# INSTRUCTIONS TO FOLLOW
Search the records for the word "value" and pick out every line that has it.
+++ DATA LINES
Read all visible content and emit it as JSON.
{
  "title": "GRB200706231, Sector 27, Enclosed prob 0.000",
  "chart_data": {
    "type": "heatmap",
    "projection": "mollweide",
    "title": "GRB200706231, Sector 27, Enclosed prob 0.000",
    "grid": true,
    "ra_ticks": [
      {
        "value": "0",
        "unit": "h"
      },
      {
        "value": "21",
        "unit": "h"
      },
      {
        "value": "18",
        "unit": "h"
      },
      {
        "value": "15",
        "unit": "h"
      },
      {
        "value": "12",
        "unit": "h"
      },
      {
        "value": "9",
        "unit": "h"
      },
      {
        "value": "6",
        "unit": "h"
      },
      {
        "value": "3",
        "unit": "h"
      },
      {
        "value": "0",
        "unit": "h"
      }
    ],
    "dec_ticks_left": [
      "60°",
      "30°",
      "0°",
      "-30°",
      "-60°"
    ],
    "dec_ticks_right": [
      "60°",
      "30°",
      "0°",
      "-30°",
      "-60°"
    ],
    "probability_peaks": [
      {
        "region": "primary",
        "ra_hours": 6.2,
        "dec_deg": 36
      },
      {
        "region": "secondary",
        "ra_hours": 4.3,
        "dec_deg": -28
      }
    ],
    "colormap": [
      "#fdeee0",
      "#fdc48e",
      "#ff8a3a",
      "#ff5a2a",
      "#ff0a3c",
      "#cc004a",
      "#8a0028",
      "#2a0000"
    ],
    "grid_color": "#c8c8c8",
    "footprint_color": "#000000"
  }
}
++++++
# RESPONSE TO THIS TASK
        "value": "0",
        "value": "21",
        "value": "18",
        "value": "15",
        "value": "12",
        "value": "9",
        "value": "6",
        "value": "3",
        "value": "0",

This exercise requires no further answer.